## Material for the task
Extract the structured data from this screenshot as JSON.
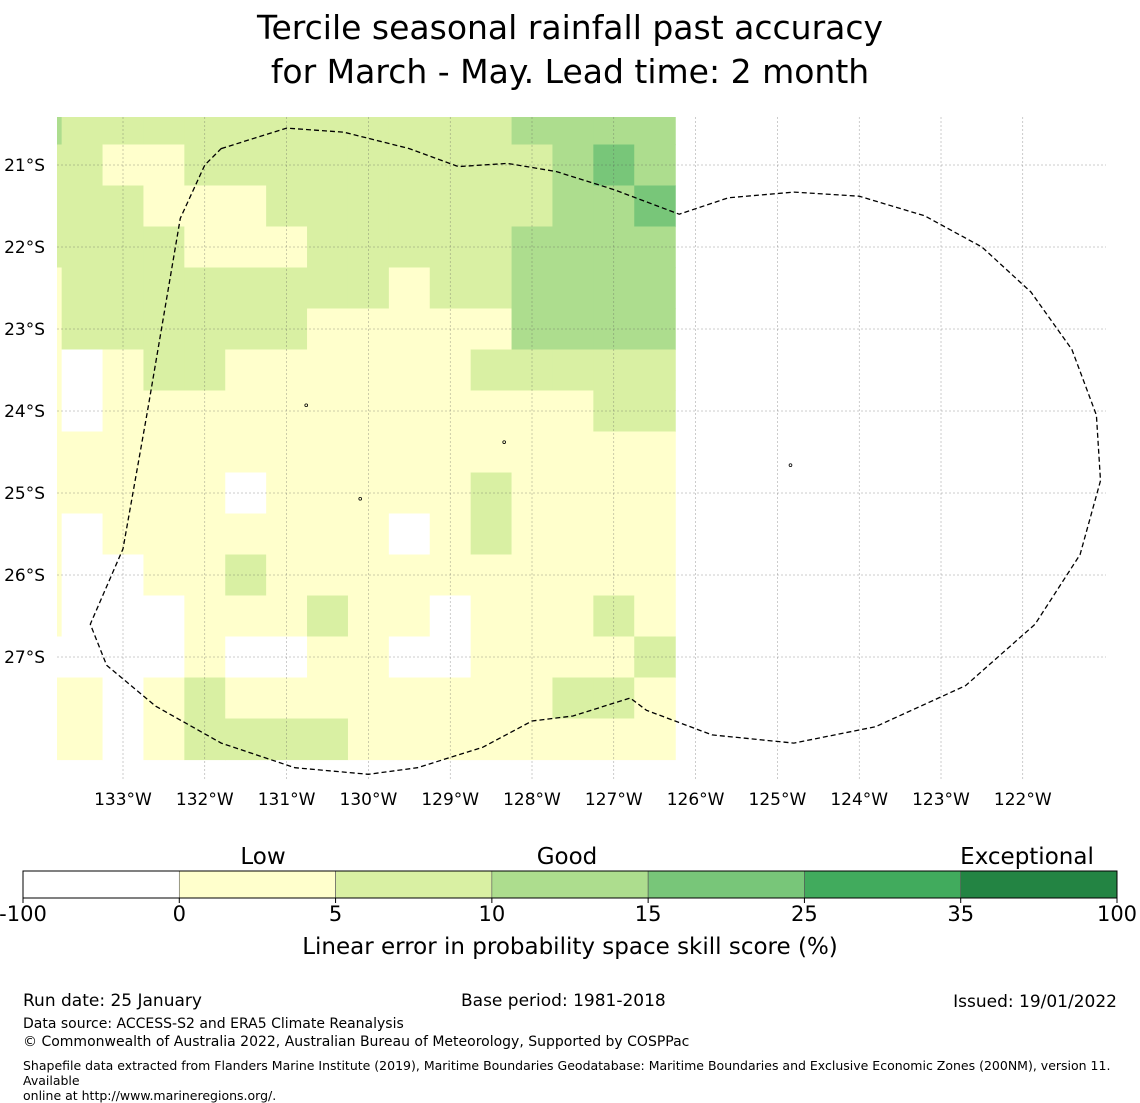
{
  "title": {
    "line1": "Tercile seasonal rainfall past accuracy",
    "line2": "for March - May. Lead time: 2 month"
  },
  "map": {
    "lon_labels": [
      "133°W",
      "132°W",
      "131°W",
      "130°W",
      "129°W",
      "128°W",
      "127°W",
      "126°W",
      "125°W",
      "124°W",
      "123°W",
      "122°W"
    ],
    "lat_labels": [
      "21°S",
      "22°S",
      "23°S",
      "24°S",
      "25°S",
      "26°S",
      "27°S"
    ],
    "category_colors": [
      "#ffffff",
      "#ffffcc",
      "#d9f0a3",
      "#addd8e",
      "#78c679",
      "#41ab5d",
      "#238443"
    ],
    "grid_categories": [
      [
        3,
        2,
        2,
        2,
        2,
        2,
        2,
        2,
        2,
        2,
        2,
        2,
        3,
        3,
        3,
        3
      ],
      [
        2,
        2,
        1,
        1,
        2,
        2,
        2,
        2,
        2,
        2,
        2,
        2,
        2,
        3,
        4,
        3
      ],
      [
        2,
        2,
        2,
        1,
        1,
        1,
        2,
        2,
        2,
        2,
        2,
        2,
        2,
        3,
        3,
        4
      ],
      [
        2,
        2,
        2,
        2,
        1,
        1,
        1,
        2,
        2,
        2,
        2,
        2,
        3,
        3,
        3,
        3
      ],
      [
        1,
        2,
        2,
        2,
        2,
        2,
        2,
        2,
        2,
        1,
        2,
        2,
        3,
        3,
        3,
        3
      ],
      [
        1,
        2,
        2,
        2,
        2,
        2,
        2,
        1,
        1,
        1,
        1,
        1,
        3,
        3,
        3,
        3
      ],
      [
        1,
        0,
        1,
        2,
        2,
        1,
        1,
        1,
        1,
        1,
        1,
        2,
        2,
        2,
        2,
        2
      ],
      [
        1,
        0,
        1,
        1,
        1,
        1,
        1,
        1,
        1,
        1,
        1,
        1,
        1,
        1,
        2,
        2
      ],
      [
        1,
        1,
        1,
        1,
        1,
        1,
        1,
        1,
        1,
        1,
        1,
        1,
        1,
        1,
        1,
        1
      ],
      [
        1,
        1,
        1,
        1,
        1,
        0,
        1,
        1,
        1,
        1,
        1,
        2,
        1,
        1,
        1,
        1
      ],
      [
        1,
        0,
        1,
        1,
        1,
        1,
        1,
        1,
        1,
        0,
        1,
        2,
        1,
        1,
        1,
        1
      ],
      [
        1,
        0,
        0,
        1,
        1,
        2,
        1,
        1,
        1,
        1,
        1,
        1,
        1,
        1,
        1,
        1
      ],
      [
        1,
        0,
        0,
        0,
        1,
        1,
        1,
        2,
        1,
        1,
        0,
        1,
        1,
        1,
        2,
        1
      ],
      [
        0,
        0,
        0,
        0,
        1,
        0,
        0,
        1,
        1,
        0,
        0,
        1,
        1,
        1,
        1,
        2
      ],
      [
        1,
        1,
        0,
        1,
        2,
        1,
        1,
        1,
        1,
        1,
        1,
        1,
        1,
        2,
        2,
        1
      ],
      [
        1,
        1,
        0,
        1,
        2,
        2,
        2,
        2,
        1,
        1,
        1,
        1,
        1,
        1,
        1,
        1
      ]
    ],
    "boundary_lonlat": [
      [
        -131.8,
        20.8
      ],
      [
        -131.0,
        20.55
      ],
      [
        -130.3,
        20.6
      ],
      [
        -129.5,
        20.8
      ],
      [
        -128.9,
        21.02
      ],
      [
        -128.3,
        20.98
      ],
      [
        -127.7,
        21.08
      ],
      [
        -127.0,
        21.3
      ],
      [
        -126.2,
        21.6
      ],
      [
        -125.6,
        21.4
      ],
      [
        -124.8,
        21.33
      ],
      [
        -124.0,
        21.38
      ],
      [
        -123.2,
        21.62
      ],
      [
        -122.5,
        22.0
      ],
      [
        -121.9,
        22.55
      ],
      [
        -121.4,
        23.25
      ],
      [
        -121.1,
        24.05
      ],
      [
        -121.05,
        24.85
      ],
      [
        -121.3,
        25.75
      ],
      [
        -121.85,
        26.6
      ],
      [
        -122.7,
        27.35
      ],
      [
        -123.8,
        27.85
      ],
      [
        -124.8,
        28.05
      ],
      [
        -125.8,
        27.95
      ],
      [
        -126.6,
        27.65
      ],
      [
        -126.8,
        27.5
      ],
      [
        -127.5,
        27.72
      ],
      [
        -128.0,
        27.78
      ],
      [
        -128.6,
        28.1
      ],
      [
        -129.4,
        28.35
      ],
      [
        -130.0,
        28.43
      ],
      [
        -130.9,
        28.35
      ],
      [
        -131.8,
        28.05
      ],
      [
        -132.6,
        27.6
      ],
      [
        -133.2,
        27.1
      ],
      [
        -133.4,
        26.6
      ],
      [
        -133.0,
        25.68
      ],
      [
        -132.7,
        24.0
      ],
      [
        -132.3,
        21.65
      ],
      [
        -132.0,
        21.0
      ],
      [
        -131.8,
        20.8
      ]
    ],
    "islands": [
      [
        -130.76,
        23.93
      ],
      [
        -128.34,
        24.38
      ],
      [
        -124.84,
        24.66
      ],
      [
        -130.1,
        25.07
      ]
    ]
  },
  "colorbar": {
    "title_low": "Low",
    "title_good": "Good",
    "title_exceptional": "Exceptional",
    "ticks": [
      "-100",
      "0",
      "5",
      "10",
      "15",
      "25",
      "35",
      "100"
    ],
    "label": "Linear error in probability space skill score (%)"
  },
  "footer": {
    "run_date": "Run date: 25 January",
    "base_period": "Base period: 1981-2018",
    "issued": "Issued: 19/01/2022",
    "data_source": "Data source: ACCESS-S2 and ERA5 Climate Reanalysis",
    "copyright": "© Commonwealth of Australia 2022, Australian Bureau of Meteorology, Supported by COSPPac",
    "shapefile_line1": "Shapefile data extracted from Flanders Marine Institute (2019), Maritime Boundaries Geodatabase: Maritime Boundaries and Exclusive Economic Zones (200NM), version 11. Available",
    "shapefile_line2": "online at http://www.marineregions.org/."
  }
}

## Given exercise
Write the records above out again exactly, with no pictures in your copy.

## Answer to the problem
Extract the structured data from this screenshot as JSON.
{
  "title": {
    "line1": "Tercile seasonal rainfall past accuracy",
    "line2": "for March - May. Lead time: 2 month"
  },
  "map": {
    "lon_labels": [
      "133°W",
      "132°W",
      "131°W",
      "130°W",
      "129°W",
      "128°W",
      "127°W",
      "126°W",
      "125°W",
      "124°W",
      "123°W",
      "122°W"
    ],
    "lat_labels": [
      "21°S",
      "22°S",
      "23°S",
      "24°S",
      "25°S",
      "26°S",
      "27°S"
    ],
    "category_colors": [
      "#ffffff",
      "#ffffcc",
      "#d9f0a3",
      "#addd8e",
      "#78c679",
      "#41ab5d",
      "#238443"
    ],
    "grid_categories": [
      [
        3,
        2,
        2,
        2,
        2,
        2,
        2,
        2,
        2,
        2,
        2,
        2,
        3,
        3,
        3,
        3
      ],
      [
        2,
        2,
        1,
        1,
        2,
        2,
        2,
        2,
        2,
        2,
        2,
        2,
        2,
        3,
        4,
        3
      ],
      [
        2,
        2,
        2,
        1,
        1,
        1,
        2,
        2,
        2,
        2,
        2,
        2,
        2,
        3,
        3,
        4
      ],
      [
        2,
        2,
        2,
        2,
        1,
        1,
        1,
        2,
        2,
        2,
        2,
        2,
        3,
        3,
        3,
        3
      ],
      [
        1,
        2,
        2,
        2,
        2,
        2,
        2,
        2,
        2,
        1,
        2,
        2,
        3,
        3,
        3,
        3
      ],
      [
        1,
        2,
        2,
        2,
        2,
        2,
        2,
        1,
        1,
        1,
        1,
        1,
        3,
        3,
        3,
        3
      ],
      [
        1,
        0,
        1,
        2,
        2,
        1,
        1,
        1,
        1,
        1,
        1,
        2,
        2,
        2,
        2,
        2
      ],
      [
        1,
        0,
        1,
        1,
        1,
        1,
        1,
        1,
        1,
        1,
        1,
        1,
        1,
        1,
        2,
        2
      ],
      [
        1,
        1,
        1,
        1,
        1,
        1,
        1,
        1,
        1,
        1,
        1,
        1,
        1,
        1,
        1,
        1
      ],
      [
        1,
        1,
        1,
        1,
        1,
        0,
        1,
        1,
        1,
        1,
        1,
        2,
        1,
        1,
        1,
        1
      ],
      [
        1,
        0,
        1,
        1,
        1,
        1,
        1,
        1,
        1,
        0,
        1,
        2,
        1,
        1,
        1,
        1
      ],
      [
        1,
        0,
        0,
        1,
        1,
        2,
        1,
        1,
        1,
        1,
        1,
        1,
        1,
        1,
        1,
        1
      ],
      [
        1,
        0,
        0,
        0,
        1,
        1,
        1,
        2,
        1,
        1,
        0,
        1,
        1,
        1,
        2,
        1
      ],
      [
        0,
        0,
        0,
        0,
        1,
        0,
        0,
        1,
        1,
        0,
        0,
        1,
        1,
        1,
        1,
        2
      ],
      [
        1,
        1,
        0,
        1,
        2,
        1,
        1,
        1,
        1,
        1,
        1,
        1,
        1,
        2,
        2,
        1
      ],
      [
        1,
        1,
        0,
        1,
        2,
        2,
        2,
        2,
        1,
        1,
        1,
        1,
        1,
        1,
        1,
        1
      ]
    ],
    "boundary_lonlat": [
      [
        -131.8,
        20.8
      ],
      [
        -131.0,
        20.55
      ],
      [
        -130.3,
        20.6
      ],
      [
        -129.5,
        20.8
      ],
      [
        -128.9,
        21.02
      ],
      [
        -128.3,
        20.98
      ],
      [
        -127.7,
        21.08
      ],
      [
        -127.0,
        21.3
      ],
      [
        -126.2,
        21.6
      ],
      [
        -125.6,
        21.4
      ],
      [
        -124.8,
        21.33
      ],
      [
        -124.0,
        21.38
      ],
      [
        -123.2,
        21.62
      ],
      [
        -122.5,
        22.0
      ],
      [
        -121.9,
        22.55
      ],
      [
        -121.4,
        23.25
      ],
      [
        -121.1,
        24.05
      ],
      [
        -121.05,
        24.85
      ],
      [
        -121.3,
        25.75
      ],
      [
        -121.85,
        26.6
      ],
      [
        -122.7,
        27.35
      ],
      [
        -123.8,
        27.85
      ],
      [
        -124.8,
        28.05
      ],
      [
        -125.8,
        27.95
      ],
      [
        -126.6,
        27.65
      ],
      [
        -126.8,
        27.5
      ],
      [
        -127.5,
        27.72
      ],
      [
        -128.0,
        27.78
      ],
      [
        -128.6,
        28.1
      ],
      [
        -129.4,
        28.35
      ],
      [
        -130.0,
        28.43
      ],
      [
        -130.9,
        28.35
      ],
      [
        -131.8,
        28.05
      ],
      [
        -132.6,
        27.6
      ],
      [
        -133.2,
        27.1
      ],
      [
        -133.4,
        26.6
      ],
      [
        -133.0,
        25.68
      ],
      [
        -132.7,
        24.0
      ],
      [
        -132.3,
        21.65
      ],
      [
        -132.0,
        21.0
      ],
      [
        -131.8,
        20.8
      ]
    ],
    "islands": [
      [
        -130.76,
        23.93
      ],
      [
        -128.34,
        24.38
      ],
      [
        -124.84,
        24.66
      ],
      [
        -130.1,
        25.07
      ]
    ]
  },
  "colorbar": {
    "title_low": "Low",
    "title_good": "Good",
    "title_exceptional": "Exceptional",
    "ticks": [
      "-100",
      "0",
      "5",
      "10",
      "15",
      "25",
      "35",
      "100"
    ],
    "label": "Linear error in probability space skill score (%)"
  },
  "footer": {
    "run_date": "Run date: 25 January",
    "base_period": "Base period: 1981-2018",
    "issued": "Issued: 19/01/2022",
    "data_source": "Data source: ACCESS-S2 and ERA5 Climate Reanalysis",
    "copyright": "© Commonwealth of Australia 2022, Australian Bureau of Meteorology, Supported by COSPPac",
    "shapefile_line1": "Shapefile data extracted from Flanders Marine Institute (2019), Maritime Boundaries Geodatabase: Maritime Boundaries and Exclusive Economic Zones (200NM), version 11. Available",
    "shapefile_line2": "online at http://www.marineregions.org/."
  }
}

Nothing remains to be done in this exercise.